◆ OBJECTIVE
Retype all of the data. Every line must match exactly.

[start]

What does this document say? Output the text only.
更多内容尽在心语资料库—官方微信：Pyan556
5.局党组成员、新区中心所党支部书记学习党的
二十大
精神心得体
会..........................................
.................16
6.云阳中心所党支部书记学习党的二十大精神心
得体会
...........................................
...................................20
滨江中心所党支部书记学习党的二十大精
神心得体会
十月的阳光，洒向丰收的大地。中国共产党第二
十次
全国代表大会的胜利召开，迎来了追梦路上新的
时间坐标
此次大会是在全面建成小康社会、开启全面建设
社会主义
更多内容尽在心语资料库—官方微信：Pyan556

[end]

◆ TASK SOLUTION
What does this document say? Output the text only.
更多内容尽在心语资料库—官方微信：Pyan556
5.局党组成员、新区中心所党支部书记学习党的
二十大
精神心得体
会..........................................
.................16
6.云阳中心所党支部书记学习党的二十大精神心
得体会
...........................................
...................................20
滨江中心所党支部书记学习党的二十大精
神心得体会
十月的阳光，洒向丰收的大地。中国共产党第二
十次
全国代表大会的胜利召开，迎来了追梦路上新的
时间坐标
此次大会是在全面建成小康社会、开启全面建设
社会主义
更多内容尽在心语资料库—官方微信：Pyan556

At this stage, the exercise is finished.